--- Supplied text ---

Ideas for forward-compatible and fast extension libraries in Python 3.12

wjakob · May 25, 2022, 11:55am

Dear CPython team,

I am currently in the process of making the nanobind C++ ↔ Python binding library ready for an eventual switch to Py_LIMITED_API. nanobind is essentially a faster minified rewrite of pybind11, hence this can also be interpreted as a proof-of-concept for eventually making similar changes in pybind11.

This is to …

be resilient to changes in internal data structures that are likely going to be pursued by the faster CPython team.
dramatically simplify the wheel distribution situation. The effect of this won’t be felt for some years due to the latency between merging something into CPython main and this feature actually being present on the user’s side. Still, the eventual possibility of a shipping a single wheel per platform would be magnificent and makes this a worthy pursuit.

Of course, switching to a limited API would be a shame if this means that the extension library runs slowly. I would like to start a discussion about changes in CPython that would make it possible to have a forward-compatible ABI and retain performance.

Hence, here is a “pie in the sky” wish list for Python 3.12, in order of perceived importance, with some commentary.

---

Given exercise 1:
In the forum post about Python 3.12 extension libraries, why does the writer want nanobind ready for a switch to Py_LIMITED_API? Answer in one to three sentences.
Given exercise 2:
In the listing, rewrite the lines from the one containing "What elements are" through the one containing "238, 427, 260]", both included, as a numbered list, skipping blank lines and leaving out the pictures.

--- Excerpted records ---

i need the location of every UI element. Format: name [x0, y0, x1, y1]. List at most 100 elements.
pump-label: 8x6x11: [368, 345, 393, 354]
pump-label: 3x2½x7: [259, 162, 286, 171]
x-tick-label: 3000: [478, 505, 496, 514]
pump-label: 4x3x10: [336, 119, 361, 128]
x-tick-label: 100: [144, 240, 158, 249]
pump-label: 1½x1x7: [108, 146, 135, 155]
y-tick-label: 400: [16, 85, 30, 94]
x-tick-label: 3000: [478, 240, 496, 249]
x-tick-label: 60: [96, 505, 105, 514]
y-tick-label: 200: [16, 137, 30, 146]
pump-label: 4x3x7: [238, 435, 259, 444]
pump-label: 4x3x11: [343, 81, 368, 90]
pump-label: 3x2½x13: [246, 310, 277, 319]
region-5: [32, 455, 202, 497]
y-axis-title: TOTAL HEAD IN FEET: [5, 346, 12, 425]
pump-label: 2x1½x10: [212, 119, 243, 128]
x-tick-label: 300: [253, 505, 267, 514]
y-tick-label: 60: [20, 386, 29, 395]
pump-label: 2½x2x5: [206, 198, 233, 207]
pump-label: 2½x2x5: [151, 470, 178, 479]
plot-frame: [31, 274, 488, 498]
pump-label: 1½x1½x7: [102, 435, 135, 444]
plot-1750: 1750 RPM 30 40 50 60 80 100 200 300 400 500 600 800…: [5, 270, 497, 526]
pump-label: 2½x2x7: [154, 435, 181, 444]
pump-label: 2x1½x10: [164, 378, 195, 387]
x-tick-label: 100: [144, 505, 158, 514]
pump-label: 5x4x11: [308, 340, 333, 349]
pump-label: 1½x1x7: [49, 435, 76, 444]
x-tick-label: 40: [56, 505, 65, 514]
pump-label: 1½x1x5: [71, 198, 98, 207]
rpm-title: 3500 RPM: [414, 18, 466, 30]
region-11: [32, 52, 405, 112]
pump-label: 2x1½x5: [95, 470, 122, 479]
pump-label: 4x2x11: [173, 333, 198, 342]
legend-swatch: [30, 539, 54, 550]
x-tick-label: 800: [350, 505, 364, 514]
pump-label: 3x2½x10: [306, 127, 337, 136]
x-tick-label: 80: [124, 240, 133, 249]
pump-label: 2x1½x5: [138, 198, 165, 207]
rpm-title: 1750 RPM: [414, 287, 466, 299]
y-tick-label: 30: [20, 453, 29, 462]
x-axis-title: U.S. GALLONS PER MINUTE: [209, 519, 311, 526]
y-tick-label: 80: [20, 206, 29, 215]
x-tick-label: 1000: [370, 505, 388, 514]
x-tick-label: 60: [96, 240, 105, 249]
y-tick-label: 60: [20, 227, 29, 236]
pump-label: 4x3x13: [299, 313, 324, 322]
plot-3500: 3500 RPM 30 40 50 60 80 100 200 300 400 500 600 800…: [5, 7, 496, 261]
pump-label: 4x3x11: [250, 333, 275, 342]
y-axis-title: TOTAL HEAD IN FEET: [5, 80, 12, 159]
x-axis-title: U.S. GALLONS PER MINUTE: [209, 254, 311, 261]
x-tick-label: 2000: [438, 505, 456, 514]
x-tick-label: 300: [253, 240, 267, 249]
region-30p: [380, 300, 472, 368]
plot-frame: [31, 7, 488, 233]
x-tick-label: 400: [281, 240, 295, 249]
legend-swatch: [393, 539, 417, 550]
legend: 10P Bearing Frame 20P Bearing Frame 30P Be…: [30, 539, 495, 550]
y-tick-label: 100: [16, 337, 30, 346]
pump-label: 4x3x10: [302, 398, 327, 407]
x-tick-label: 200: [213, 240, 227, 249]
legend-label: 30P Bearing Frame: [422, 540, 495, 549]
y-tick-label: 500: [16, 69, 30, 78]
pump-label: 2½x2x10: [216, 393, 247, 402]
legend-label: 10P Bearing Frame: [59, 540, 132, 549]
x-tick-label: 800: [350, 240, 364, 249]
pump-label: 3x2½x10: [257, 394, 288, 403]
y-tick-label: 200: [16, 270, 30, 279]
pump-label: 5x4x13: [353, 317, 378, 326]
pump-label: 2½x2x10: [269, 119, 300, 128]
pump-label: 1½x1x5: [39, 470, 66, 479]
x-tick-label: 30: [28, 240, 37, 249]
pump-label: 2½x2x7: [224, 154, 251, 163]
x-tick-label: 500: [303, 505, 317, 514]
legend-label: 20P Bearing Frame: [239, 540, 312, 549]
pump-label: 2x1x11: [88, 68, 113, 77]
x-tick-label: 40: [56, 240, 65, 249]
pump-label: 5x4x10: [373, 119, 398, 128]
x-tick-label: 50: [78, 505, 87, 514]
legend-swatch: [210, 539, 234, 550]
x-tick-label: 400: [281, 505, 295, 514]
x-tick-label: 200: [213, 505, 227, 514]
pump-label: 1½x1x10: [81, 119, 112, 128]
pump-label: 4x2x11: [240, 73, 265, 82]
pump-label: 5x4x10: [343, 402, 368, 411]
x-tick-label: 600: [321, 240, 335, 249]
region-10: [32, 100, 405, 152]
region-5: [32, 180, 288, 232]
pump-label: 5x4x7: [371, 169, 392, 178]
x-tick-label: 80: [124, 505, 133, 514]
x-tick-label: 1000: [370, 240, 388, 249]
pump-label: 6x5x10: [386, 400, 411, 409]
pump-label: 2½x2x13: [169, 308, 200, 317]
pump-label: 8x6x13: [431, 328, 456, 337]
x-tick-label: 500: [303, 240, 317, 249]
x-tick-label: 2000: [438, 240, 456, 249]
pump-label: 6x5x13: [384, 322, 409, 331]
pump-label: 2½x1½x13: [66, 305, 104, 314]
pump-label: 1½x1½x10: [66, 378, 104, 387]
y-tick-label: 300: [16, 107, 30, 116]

---
--- Excerpted records ---

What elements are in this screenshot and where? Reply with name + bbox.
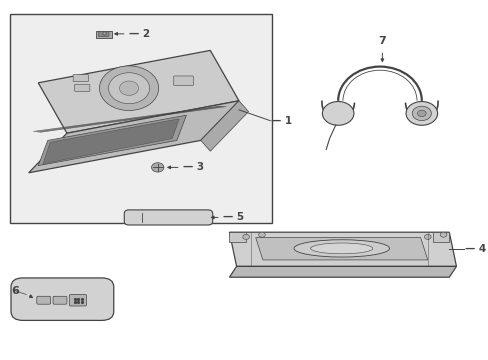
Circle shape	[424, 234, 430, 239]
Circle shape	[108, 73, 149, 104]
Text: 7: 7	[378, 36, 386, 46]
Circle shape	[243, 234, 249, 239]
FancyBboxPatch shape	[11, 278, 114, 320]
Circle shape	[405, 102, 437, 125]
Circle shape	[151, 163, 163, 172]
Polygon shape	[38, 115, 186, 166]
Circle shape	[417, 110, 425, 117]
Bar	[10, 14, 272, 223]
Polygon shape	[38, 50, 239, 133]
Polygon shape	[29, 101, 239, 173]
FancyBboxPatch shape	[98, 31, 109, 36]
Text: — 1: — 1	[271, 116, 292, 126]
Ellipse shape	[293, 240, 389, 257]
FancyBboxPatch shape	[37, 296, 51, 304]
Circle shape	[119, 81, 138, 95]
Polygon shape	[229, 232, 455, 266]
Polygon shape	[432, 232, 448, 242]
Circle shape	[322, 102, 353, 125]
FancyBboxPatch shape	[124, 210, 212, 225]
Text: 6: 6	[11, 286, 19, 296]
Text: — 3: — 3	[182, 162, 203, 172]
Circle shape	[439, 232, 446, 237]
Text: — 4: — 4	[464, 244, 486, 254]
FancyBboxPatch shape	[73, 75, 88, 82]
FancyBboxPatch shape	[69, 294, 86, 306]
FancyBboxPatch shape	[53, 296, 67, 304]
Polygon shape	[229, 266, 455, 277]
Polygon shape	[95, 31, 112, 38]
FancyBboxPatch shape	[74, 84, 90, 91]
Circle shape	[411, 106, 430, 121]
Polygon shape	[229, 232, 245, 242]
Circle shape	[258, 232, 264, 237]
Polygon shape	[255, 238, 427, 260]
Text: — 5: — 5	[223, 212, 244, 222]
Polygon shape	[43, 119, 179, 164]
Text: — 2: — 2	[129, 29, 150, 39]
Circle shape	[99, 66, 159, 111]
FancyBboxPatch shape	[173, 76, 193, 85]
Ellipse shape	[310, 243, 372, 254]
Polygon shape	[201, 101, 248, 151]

---
--- Excerpted records ---

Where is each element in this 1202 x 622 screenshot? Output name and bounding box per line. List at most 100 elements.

---

Task solution 1:
The writer wants nanobind to hold up against changes to internal data structures that the faster CPython team is likely to make. The switch would also greatly simplify wheel distribution, with the eventual possibility of shipping a single wheel per platform.

Task solution 2:
1. What elements are in this screenshot and where? Reply with name + bbox.
2. Circle shape	[424, 234, 430, 239]
3. Circle shape	[108, 73, 149, 104]
4. Text: 7: 7	[378, 36, 386, 46]
5. Circle shape	[243, 234, 249, 239]
6. FancyBboxPatch shape	[11, 278, 114, 320]
7. Circle shape	[405, 102, 437, 125]
8. Circle shape	[151, 163, 163, 172]
9. Polygon shape	[38, 115, 186, 166]
10. Circle shape	[417, 110, 425, 117]
11. Bar	[10, 14, 272, 223]
12. Polygon shape	[38, 50, 239, 133]
13. Polygon shape	[29, 101, 239, 173]
14. FancyBboxPatch shape	[98, 31, 109, 36]
15. Text: — 1: — 1	[271, 116, 292, 126]
16. Ellipse shape	[293, 240, 389, 257]
17. FancyBboxPatch shape	[37, 296, 51, 304]
18. Circle shape	[119, 81, 138, 95]
19. Polygon shape	[229, 232, 455, 266]
20. Polygon shape	[432, 232, 448, 242]
21. Circle shape	[322, 102, 353, 125]
22. FancyBboxPatch shape	[124, 210, 212, 225]
23. Text: 6: 6	[11, 286, 19, 296]
24. Text: — 3: — 3	[182, 162, 203, 172]
25. Circle shape	[439, 232, 446, 237]
26. Text: — 4: — 4	[464, 244, 486, 254]
27. FancyBboxPatch shape	[73, 75, 88, 82]
28. FancyBboxPatch shape	[69, 294, 86, 306]
29. FancyBboxPatch shape	[53, 296, 67, 304]
30. Polygon shape	[229, 266, 455, 277]
31. Polygon shape	[95, 31, 112, 38]
32. FancyBboxPatch shape	[74, 84, 90, 91]
33. Circle shape	[411, 106, 430, 121]
34. Polygon shape	[229, 232, 245, 242]
35. Circle shape	[258, 232, 264, 237]
36. Polygon shape	[255, 238, 427, 260]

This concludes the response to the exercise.